Stored entries

--- begin ---

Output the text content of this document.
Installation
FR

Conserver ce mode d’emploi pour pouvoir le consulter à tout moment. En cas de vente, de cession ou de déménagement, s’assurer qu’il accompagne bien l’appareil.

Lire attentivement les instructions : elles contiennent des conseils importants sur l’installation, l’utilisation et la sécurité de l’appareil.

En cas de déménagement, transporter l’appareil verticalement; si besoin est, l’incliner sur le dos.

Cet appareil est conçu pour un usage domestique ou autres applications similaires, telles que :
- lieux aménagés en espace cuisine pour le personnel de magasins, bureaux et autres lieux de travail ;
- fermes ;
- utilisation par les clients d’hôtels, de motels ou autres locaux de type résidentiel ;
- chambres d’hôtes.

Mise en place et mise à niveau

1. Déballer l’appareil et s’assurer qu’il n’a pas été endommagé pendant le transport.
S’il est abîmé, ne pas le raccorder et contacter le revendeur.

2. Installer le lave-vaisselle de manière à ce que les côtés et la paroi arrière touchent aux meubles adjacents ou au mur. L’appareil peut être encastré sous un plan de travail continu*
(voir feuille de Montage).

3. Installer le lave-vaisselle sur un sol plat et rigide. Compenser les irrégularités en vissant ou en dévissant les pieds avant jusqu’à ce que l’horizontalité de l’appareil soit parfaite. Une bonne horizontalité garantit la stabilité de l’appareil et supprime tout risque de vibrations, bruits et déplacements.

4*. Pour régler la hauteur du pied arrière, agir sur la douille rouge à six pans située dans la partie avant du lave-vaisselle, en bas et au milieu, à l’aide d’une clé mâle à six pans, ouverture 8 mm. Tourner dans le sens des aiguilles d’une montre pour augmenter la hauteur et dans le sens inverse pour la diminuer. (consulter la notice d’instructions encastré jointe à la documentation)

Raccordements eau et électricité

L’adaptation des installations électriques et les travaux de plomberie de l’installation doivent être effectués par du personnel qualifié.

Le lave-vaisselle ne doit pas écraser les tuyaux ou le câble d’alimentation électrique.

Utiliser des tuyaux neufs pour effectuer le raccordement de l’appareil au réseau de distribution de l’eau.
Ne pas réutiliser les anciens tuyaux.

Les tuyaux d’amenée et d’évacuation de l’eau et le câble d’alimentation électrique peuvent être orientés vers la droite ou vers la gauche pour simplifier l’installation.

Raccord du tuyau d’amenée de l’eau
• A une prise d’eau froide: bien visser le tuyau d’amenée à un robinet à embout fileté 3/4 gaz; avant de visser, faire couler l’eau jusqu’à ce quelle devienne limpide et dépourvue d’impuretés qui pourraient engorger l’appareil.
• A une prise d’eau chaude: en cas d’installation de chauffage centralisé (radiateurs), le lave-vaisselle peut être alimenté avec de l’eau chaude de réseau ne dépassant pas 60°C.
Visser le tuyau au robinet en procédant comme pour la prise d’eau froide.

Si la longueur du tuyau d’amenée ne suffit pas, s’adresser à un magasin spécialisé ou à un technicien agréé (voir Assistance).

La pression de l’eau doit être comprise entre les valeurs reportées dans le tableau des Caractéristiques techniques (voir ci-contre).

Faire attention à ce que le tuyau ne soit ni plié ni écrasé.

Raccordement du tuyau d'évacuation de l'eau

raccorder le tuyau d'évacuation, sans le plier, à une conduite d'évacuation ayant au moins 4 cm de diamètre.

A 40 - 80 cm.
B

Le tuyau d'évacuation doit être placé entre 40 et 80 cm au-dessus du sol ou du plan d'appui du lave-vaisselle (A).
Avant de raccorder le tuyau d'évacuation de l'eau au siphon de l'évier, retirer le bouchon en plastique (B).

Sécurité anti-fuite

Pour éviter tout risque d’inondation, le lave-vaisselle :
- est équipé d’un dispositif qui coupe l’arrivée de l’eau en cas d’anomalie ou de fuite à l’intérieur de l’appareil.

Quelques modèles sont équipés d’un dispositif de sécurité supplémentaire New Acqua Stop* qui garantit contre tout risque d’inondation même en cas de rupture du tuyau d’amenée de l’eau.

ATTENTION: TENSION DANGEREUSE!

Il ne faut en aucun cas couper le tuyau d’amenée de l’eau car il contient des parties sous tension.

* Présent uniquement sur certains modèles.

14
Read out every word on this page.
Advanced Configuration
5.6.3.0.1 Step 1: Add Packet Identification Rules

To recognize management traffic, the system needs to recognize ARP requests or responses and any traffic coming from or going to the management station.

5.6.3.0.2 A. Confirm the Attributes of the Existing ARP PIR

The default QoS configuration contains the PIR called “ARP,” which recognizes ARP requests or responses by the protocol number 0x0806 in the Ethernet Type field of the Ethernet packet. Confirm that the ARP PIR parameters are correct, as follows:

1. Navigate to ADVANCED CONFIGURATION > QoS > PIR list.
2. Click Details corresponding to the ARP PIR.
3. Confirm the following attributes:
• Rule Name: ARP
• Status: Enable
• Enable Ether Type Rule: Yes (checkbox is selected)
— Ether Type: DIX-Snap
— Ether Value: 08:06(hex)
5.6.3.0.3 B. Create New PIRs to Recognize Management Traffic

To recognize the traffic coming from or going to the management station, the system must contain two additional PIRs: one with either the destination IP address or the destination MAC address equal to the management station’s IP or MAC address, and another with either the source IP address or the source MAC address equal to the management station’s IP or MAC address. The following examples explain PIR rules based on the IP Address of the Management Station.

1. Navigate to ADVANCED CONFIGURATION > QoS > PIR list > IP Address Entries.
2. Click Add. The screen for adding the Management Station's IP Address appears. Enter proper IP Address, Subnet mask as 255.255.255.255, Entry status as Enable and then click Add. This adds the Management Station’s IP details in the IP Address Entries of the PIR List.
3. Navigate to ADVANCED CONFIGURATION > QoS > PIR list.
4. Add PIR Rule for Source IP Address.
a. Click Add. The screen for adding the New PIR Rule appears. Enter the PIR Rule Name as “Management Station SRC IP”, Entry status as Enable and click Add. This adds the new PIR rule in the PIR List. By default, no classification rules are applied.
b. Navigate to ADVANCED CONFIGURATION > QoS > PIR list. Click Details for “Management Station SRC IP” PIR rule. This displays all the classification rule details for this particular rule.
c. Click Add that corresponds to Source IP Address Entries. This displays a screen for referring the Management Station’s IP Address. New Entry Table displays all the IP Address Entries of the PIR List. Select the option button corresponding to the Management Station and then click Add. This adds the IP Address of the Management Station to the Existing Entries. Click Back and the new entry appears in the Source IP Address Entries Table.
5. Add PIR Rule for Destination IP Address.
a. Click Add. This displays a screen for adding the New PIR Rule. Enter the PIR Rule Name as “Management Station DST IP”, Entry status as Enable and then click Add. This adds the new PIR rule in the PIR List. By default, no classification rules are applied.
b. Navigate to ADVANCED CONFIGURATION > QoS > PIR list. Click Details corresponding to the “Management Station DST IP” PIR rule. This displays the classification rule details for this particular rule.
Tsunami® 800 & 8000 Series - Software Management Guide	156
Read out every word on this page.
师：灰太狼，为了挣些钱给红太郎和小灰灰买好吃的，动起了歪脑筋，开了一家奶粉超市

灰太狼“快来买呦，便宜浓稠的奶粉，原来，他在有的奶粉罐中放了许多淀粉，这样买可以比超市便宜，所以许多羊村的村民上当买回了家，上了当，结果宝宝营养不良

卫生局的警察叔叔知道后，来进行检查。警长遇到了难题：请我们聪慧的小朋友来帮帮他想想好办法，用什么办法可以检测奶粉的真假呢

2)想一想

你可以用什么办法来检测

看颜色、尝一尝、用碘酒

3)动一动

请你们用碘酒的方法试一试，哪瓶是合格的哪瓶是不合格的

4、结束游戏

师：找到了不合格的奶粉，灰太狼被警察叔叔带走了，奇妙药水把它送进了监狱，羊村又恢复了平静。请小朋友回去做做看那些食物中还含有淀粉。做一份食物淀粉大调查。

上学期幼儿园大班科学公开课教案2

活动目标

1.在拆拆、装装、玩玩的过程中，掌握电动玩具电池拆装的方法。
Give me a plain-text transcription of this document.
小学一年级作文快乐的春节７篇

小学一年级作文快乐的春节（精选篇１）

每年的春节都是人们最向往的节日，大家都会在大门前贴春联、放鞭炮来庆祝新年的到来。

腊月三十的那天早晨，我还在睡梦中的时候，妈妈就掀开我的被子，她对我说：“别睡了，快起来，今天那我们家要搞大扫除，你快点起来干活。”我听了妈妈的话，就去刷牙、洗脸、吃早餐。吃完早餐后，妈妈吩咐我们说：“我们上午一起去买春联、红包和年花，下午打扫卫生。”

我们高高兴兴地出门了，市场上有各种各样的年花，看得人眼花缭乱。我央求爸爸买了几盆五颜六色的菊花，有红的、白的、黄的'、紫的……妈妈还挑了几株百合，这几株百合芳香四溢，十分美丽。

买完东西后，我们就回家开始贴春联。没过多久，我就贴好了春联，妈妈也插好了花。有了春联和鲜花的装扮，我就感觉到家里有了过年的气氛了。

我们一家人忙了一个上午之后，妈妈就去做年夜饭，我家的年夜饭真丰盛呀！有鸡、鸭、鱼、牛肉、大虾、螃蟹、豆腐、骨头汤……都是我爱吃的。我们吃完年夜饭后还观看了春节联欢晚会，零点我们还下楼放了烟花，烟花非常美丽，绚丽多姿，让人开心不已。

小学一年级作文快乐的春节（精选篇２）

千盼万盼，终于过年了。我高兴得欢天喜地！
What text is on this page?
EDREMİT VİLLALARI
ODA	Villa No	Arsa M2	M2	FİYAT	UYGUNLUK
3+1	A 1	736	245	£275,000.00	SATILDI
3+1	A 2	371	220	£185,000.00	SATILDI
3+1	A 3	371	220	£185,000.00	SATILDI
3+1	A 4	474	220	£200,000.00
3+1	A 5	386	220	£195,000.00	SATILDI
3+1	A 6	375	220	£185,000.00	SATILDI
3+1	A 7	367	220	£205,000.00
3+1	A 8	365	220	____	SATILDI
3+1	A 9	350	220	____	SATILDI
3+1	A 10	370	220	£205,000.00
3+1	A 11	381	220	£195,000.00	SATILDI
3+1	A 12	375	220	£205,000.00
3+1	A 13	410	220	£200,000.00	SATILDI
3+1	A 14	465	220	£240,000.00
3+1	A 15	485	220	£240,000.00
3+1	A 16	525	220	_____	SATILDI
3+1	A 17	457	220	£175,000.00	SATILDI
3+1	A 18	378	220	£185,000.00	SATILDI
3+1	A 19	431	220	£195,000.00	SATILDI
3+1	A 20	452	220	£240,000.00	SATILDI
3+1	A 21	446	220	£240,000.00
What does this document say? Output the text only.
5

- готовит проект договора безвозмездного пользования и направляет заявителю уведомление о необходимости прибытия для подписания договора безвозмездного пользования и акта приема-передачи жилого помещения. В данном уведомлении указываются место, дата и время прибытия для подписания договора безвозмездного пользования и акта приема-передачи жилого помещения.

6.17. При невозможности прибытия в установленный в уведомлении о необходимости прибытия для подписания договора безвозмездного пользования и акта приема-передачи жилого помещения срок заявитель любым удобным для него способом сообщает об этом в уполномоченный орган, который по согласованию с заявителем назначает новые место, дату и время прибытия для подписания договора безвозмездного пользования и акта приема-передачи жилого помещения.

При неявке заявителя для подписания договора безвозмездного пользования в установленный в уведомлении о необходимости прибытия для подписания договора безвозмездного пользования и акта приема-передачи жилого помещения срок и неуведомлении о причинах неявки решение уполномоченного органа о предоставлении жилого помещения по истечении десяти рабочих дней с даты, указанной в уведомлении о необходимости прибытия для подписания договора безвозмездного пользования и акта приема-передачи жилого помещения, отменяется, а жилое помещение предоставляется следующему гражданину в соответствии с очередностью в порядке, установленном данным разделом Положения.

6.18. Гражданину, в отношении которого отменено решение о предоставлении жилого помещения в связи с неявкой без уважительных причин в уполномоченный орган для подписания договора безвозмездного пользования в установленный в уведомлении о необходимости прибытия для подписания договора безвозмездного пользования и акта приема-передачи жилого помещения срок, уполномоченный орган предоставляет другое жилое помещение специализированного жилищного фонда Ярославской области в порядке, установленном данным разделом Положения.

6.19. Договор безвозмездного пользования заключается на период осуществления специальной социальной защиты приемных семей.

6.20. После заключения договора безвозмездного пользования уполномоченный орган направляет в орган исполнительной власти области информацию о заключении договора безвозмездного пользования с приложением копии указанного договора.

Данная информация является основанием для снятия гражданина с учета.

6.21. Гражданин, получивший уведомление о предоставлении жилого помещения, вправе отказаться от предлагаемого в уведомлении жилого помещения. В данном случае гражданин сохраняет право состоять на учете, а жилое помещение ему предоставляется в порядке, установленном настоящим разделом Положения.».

--- end ---

* **Prompt**
In the material above, find the lines that contain "tuyaux" and show them.

* **Response**
Le lave-vaisselle ne doit pas écraser les tuyaux ou le câble d’alimentation électrique.
Utiliser des tuyaux neufs pour effectuer le raccordement de l’appareil au réseau de distribution de l’eau.
Ne pas réutiliser les anciens tuyaux.
Les tuyaux d’amenée et d’évacuation de l’eau et le câble d’alimentation électrique peuvent être orientés vers la droite ou vers la gauche pour simplifier l’installation.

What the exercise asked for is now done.